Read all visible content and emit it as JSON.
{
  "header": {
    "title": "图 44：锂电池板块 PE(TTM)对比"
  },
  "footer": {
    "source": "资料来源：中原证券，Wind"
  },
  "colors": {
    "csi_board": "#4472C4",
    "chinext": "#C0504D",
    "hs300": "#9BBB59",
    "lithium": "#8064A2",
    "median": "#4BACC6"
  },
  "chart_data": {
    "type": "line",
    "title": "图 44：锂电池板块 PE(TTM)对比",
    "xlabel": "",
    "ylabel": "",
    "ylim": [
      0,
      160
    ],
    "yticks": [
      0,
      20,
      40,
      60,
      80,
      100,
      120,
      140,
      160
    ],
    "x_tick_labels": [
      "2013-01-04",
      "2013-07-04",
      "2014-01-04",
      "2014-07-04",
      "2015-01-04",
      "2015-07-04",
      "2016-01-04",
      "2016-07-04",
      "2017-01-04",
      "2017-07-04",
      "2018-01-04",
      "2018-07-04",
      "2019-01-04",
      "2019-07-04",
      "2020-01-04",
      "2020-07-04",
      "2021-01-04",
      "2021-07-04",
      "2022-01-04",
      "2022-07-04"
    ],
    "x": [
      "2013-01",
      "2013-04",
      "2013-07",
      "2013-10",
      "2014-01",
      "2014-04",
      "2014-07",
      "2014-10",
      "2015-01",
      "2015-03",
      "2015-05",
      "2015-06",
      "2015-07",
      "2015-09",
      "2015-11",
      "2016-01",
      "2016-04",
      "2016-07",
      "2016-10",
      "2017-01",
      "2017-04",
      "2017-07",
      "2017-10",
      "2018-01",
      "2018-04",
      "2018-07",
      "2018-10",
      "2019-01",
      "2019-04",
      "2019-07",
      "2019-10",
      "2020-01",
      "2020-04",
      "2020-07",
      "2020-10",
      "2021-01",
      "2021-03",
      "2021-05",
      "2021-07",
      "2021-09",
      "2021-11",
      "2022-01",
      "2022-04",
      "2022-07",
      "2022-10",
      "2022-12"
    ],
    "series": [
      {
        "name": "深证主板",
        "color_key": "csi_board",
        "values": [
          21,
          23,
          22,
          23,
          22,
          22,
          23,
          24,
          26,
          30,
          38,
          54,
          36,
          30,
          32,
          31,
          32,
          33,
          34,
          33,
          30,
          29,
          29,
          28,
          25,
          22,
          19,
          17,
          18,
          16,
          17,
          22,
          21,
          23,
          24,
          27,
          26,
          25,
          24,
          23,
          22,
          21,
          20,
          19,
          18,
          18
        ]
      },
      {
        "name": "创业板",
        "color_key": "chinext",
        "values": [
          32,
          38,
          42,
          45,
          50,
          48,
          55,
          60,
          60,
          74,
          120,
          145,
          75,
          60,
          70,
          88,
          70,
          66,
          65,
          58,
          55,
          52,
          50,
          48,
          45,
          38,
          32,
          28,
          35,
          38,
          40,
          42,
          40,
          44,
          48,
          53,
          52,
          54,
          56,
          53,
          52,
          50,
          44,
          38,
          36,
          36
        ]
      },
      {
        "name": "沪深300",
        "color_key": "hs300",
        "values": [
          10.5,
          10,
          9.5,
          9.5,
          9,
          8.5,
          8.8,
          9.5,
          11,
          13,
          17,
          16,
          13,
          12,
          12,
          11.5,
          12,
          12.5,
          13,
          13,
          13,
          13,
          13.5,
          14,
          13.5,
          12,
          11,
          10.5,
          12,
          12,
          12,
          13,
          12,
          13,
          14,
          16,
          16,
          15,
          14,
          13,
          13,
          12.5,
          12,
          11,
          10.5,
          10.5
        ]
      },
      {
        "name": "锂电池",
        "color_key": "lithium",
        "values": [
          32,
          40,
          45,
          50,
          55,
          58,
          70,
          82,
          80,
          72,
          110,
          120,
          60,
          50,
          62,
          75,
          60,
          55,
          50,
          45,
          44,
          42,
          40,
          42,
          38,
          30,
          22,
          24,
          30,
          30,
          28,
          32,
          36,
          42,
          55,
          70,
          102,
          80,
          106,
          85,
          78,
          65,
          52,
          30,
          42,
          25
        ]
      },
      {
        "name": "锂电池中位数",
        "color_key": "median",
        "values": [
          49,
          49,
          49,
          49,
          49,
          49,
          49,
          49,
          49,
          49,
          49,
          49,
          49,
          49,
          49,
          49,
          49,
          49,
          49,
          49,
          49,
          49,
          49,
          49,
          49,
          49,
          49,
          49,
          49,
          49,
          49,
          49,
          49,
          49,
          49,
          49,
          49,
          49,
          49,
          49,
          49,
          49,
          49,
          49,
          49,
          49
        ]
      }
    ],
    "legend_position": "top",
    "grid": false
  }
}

### WRITTEN INSTRUCTION
Retype all of the material above with every character intact.

### FINAL RESULT
Read all visible content and emit it as JSON.
{
  "header": {
    "title": "图 44：锂电池板块 PE(TTM)对比"
  },
  "footer": {
    "source": "资料来源：中原证券，Wind"
  },
  "colors": {
    "csi_board": "#4472C4",
    "chinext": "#C0504D",
    "hs300": "#9BBB59",
    "lithium": "#8064A2",
    "median": "#4BACC6"
  },
  "chart_data": {
    "type": "line",
    "title": "图 44：锂电池板块 PE(TTM)对比",
    "xlabel": "",
    "ylabel": "",
    "ylim": [
      0,
      160
    ],
    "yticks": [
      0,
      20,
      40,
      60,
      80,
      100,
      120,
      140,
      160
    ],
    "x_tick_labels": [
      "2013-01-04",
      "2013-07-04",
      "2014-01-04",
      "2014-07-04",
      "2015-01-04",
      "2015-07-04",
      "2016-01-04",
      "2016-07-04",
      "2017-01-04",
      "2017-07-04",
      "2018-01-04",
      "2018-07-04",
      "2019-01-04",
      "2019-07-04",
      "2020-01-04",
      "2020-07-04",
      "2021-01-04",
      "2021-07-04",
      "2022-01-04",
      "2022-07-04"
    ],
    "x": [
      "2013-01",
      "2013-04",
      "2013-07",
      "2013-10",
      "2014-01",
      "2014-04",
      "2014-07",
      "2014-10",
      "2015-01",
      "2015-03",
      "2015-05",
      "2015-06",
      "2015-07",
      "2015-09",
      "2015-11",
      "2016-01",
      "2016-04",
      "2016-07",
      "2016-10",
      "2017-01",
      "2017-04",
      "2017-07",
      "2017-10",
      "2018-01",
      "2018-04",
      "2018-07",
      "2018-10",
      "2019-01",
      "2019-04",
      "2019-07",
      "2019-10",
      "2020-01",
      "2020-04",
      "2020-07",
      "2020-10",
      "2021-01",
      "2021-03",
      "2021-05",
      "2021-07",
      "2021-09",
      "2021-11",
      "2022-01",
      "2022-04",
      "2022-07",
      "2022-10",
      "2022-12"
    ],
    "series": [
      {
        "name": "深证主板",
        "color_key": "csi_board",
        "values": [
          21,
          23,
          22,
          23,
          22,
          22,
          23,
          24,
          26,
          30,
          38,
          54,
          36,
          30,
          32,
          31,
          32,
          33,
          34,
          33,
          30,
          29,
          29,
          28,
          25,
          22,
          19,
          17,
          18,
          16,
          17,
          22,
          21,
          23,
          24,
          27,
          26,
          25,
          24,
          23,
          22,
          21,
          20,
          19,
          18,
          18
        ]
      },
      {
        "name": "创业板",
        "color_key": "chinext",
        "values": [
          32,
          38,
          42,
          45,
          50,
          48,
          55,
          60,
          60,
          74,
          120,
          145,
          75,
          60,
          70,
          88,
          70,
          66,
          65,
          58,
          55,
          52,
          50,
          48,
          45,
          38,
          32,
          28,
          35,
          38,
          40,
          42,
          40,
          44,
          48,
          53,
          52,
          54,
          56,
          53,
          52,
          50,
          44,
          38,
          36,
          36
        ]
      },
      {
        "name": "沪深300",
        "color_key": "hs300",
        "values": [
          10.5,
          10,
          9.5,
          9.5,
          9,
          8.5,
          8.8,
          9.5,
          11,
          13,
          17,
          16,
          13,
          12,
          12,
          11.5,
          12,
          12.5,
          13,
          13,
          13,
          13,
          13.5,
          14,
          13.5,
          12,
          11,
          10.5,
          12,
          12,
          12,
          13,
          12,
          13,
          14,
          16,
          16,
          15,
          14,
          13,
          13,
          12.5,
          12,
          11,
          10.5,
          10.5
        ]
      },
      {
        "name": "锂电池",
        "color_key": "lithium",
        "values": [
          32,
          40,
          45,
          50,
          55,
          58,
          70,
          82,
          80,
          72,
          110,
          120,
          60,
          50,
          62,
          75,
          60,
          55,
          50,
          45,
          44,
          42,
          40,
          42,
          38,
          30,
          22,
          24,
          30,
          30,
          28,
          32,
          36,
          42,
          55,
          70,
          102,
          80,
          106,
          85,
          78,
          65,
          52,
          30,
          42,
          25
        ]
      },
      {
        "name": "锂电池中位数",
        "color_key": "median",
        "values": [
          49,
          49,
          49,
          49,
          49,
          49,
          49,
          49,
          49,
          49,
          49,
          49,
          49,
          49,
          49,
          49,
          49,
          49,
          49,
          49,
          49,
          49,
          49,
          49,
          49,
          49,
          49,
          49,
          49,
          49,
          49,
          49,
          49,
          49,
          49,
          49,
          49,
          49,
          49,
          49,
          49,
          49,
          49,
          49,
          49,
          49
        ]
      }
    ],
    "legend_position": "top",
    "grid": false
  }
}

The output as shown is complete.